All lines in the data bearing the string "tartozó" should be identified and copied.

-- START GIVEN RECORDS --

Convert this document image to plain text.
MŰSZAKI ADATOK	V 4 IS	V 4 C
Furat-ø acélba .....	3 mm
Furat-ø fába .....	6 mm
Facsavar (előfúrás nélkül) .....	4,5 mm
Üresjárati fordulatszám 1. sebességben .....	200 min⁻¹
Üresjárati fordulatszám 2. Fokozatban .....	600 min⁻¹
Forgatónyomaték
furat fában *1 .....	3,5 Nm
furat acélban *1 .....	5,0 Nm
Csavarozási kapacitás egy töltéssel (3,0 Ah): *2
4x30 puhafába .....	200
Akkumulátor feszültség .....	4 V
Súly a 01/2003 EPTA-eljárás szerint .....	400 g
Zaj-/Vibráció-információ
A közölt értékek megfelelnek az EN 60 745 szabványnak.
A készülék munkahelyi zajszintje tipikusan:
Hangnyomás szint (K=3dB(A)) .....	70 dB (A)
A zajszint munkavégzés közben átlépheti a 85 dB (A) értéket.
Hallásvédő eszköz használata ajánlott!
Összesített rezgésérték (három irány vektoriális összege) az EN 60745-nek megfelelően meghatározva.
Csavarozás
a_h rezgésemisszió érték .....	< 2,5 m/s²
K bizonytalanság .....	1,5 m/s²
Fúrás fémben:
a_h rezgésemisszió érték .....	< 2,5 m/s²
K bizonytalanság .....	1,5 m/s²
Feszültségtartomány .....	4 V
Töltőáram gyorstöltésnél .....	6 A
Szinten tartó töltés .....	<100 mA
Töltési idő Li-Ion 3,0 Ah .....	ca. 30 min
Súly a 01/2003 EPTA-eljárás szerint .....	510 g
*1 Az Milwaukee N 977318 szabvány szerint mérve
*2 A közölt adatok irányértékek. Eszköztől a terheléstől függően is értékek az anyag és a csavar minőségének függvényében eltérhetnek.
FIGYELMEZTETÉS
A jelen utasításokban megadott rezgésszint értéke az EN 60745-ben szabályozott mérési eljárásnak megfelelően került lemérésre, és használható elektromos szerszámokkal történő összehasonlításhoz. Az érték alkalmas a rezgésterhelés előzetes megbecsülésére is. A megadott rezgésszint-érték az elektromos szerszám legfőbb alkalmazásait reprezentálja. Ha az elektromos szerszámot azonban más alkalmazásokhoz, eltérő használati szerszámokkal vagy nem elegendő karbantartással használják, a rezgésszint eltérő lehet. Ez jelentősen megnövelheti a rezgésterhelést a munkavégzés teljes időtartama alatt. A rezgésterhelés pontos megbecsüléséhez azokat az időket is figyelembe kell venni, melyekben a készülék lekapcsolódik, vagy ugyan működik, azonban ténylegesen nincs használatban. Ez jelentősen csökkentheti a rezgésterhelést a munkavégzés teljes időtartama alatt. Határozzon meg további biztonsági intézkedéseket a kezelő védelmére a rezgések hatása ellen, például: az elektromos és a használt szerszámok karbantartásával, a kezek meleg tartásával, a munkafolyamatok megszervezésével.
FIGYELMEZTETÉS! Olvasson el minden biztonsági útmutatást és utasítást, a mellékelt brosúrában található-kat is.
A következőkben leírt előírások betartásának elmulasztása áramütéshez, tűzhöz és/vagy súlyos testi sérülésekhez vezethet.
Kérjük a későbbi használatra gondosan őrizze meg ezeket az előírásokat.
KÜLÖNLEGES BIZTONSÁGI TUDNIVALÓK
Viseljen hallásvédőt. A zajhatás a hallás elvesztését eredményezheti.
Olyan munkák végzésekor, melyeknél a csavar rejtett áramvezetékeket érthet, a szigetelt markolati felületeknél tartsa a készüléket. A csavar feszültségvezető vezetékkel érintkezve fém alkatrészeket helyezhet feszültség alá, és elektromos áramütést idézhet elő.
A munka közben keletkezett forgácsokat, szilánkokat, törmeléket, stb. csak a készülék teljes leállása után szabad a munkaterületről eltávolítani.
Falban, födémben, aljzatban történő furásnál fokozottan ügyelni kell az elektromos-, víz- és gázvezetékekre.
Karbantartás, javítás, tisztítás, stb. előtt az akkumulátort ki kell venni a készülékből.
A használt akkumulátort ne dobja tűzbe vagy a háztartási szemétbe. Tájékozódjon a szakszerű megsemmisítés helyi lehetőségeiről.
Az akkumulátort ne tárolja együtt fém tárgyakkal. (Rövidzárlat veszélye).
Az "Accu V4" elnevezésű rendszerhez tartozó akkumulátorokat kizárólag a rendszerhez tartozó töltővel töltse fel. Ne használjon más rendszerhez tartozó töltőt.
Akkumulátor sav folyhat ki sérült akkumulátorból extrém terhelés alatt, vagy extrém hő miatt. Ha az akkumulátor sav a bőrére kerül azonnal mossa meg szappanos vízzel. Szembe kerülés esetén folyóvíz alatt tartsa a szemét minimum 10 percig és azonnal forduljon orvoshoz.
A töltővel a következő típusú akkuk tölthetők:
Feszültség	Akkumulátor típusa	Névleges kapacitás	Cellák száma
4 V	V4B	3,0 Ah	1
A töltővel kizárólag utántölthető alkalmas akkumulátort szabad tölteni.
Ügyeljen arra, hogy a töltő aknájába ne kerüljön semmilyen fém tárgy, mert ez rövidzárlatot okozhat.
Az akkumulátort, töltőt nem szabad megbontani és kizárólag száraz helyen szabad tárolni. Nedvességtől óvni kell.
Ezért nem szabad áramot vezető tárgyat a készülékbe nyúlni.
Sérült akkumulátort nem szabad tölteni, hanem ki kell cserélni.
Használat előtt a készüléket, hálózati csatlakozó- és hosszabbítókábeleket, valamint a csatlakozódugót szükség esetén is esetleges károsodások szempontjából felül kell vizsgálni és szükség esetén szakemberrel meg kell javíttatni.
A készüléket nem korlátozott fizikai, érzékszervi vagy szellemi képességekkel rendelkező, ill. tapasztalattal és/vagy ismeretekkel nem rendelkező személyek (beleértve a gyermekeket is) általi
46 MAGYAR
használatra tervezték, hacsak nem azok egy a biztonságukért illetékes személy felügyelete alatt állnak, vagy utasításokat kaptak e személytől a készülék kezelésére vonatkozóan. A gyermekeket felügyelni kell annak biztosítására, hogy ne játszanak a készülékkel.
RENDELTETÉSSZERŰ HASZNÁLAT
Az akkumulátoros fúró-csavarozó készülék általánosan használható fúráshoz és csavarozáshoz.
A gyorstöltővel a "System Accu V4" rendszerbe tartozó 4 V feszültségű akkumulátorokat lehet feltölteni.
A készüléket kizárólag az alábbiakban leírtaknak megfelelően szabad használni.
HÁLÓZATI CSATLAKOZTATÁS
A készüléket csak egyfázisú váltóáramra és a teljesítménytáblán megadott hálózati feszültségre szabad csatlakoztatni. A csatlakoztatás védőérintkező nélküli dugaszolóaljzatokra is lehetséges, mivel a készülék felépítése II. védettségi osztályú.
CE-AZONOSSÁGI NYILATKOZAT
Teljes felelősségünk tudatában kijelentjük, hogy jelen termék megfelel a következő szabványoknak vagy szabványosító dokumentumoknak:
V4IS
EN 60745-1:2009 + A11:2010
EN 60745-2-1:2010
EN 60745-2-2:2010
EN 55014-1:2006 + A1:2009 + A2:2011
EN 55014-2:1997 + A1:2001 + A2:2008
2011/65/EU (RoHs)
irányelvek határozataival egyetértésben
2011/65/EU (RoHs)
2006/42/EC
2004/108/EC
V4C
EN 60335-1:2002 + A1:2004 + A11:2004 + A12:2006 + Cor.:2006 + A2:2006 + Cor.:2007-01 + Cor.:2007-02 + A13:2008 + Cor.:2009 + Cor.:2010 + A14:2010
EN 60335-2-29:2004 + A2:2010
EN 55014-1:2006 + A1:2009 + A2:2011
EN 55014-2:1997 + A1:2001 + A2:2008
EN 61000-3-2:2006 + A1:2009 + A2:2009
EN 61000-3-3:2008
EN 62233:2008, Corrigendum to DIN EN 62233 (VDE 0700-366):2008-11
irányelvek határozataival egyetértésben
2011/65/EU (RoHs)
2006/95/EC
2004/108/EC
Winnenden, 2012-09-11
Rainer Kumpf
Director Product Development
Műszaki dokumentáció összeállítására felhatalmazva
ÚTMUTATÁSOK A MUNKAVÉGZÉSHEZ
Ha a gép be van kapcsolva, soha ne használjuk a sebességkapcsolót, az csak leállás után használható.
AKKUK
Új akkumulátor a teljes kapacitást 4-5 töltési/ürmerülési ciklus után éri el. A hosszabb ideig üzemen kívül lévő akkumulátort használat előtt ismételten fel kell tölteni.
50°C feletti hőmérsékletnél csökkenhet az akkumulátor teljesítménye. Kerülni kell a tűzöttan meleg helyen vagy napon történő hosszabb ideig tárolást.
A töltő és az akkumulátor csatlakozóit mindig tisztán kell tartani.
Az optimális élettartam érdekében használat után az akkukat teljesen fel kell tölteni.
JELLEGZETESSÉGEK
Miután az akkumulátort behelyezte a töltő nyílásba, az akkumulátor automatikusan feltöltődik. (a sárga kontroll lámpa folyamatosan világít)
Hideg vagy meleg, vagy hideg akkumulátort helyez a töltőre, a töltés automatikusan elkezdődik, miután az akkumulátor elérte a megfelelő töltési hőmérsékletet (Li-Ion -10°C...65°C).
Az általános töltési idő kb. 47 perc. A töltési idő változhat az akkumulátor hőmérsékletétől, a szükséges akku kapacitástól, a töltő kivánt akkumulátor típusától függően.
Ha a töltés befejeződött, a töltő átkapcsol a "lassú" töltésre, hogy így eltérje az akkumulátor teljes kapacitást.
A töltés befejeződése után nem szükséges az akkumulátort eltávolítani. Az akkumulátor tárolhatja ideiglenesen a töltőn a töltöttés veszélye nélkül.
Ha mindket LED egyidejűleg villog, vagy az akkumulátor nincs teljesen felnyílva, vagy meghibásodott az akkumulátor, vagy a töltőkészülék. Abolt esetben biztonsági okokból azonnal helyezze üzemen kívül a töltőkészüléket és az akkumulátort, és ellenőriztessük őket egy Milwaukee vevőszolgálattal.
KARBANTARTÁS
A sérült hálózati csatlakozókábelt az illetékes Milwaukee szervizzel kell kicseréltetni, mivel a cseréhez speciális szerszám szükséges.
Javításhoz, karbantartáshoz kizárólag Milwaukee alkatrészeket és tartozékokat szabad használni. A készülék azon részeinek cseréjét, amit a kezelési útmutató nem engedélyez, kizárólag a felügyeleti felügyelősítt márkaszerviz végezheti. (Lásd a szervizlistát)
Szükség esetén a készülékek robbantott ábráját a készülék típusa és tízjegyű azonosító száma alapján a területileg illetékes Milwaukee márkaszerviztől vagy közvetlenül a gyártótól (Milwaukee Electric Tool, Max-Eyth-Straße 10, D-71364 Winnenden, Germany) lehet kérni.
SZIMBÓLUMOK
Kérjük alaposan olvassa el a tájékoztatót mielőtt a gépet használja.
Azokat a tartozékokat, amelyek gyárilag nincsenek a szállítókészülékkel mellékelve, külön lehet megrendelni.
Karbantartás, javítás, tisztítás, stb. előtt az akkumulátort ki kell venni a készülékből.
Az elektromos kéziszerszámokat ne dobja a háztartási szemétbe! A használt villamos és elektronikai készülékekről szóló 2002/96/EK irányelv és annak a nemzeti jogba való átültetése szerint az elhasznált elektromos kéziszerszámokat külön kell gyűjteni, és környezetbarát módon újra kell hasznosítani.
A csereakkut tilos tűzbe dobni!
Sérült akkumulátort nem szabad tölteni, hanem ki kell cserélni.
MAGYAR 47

-- END GIVEN RECORDS --

* _ANSWER TO THIS TASK_
Az "Accu V4" elnevezésű rendszerhez tartozó akkumulátorokat kizárólag a rendszerhez tartozó töltővel töltse fel. Ne használjon más rendszerhez tartozó töltőt.
A gyorstöltővel a "System Accu V4" rendszerbe tartozó 4 V feszültségű akkumulátorokat lehet feltölteni.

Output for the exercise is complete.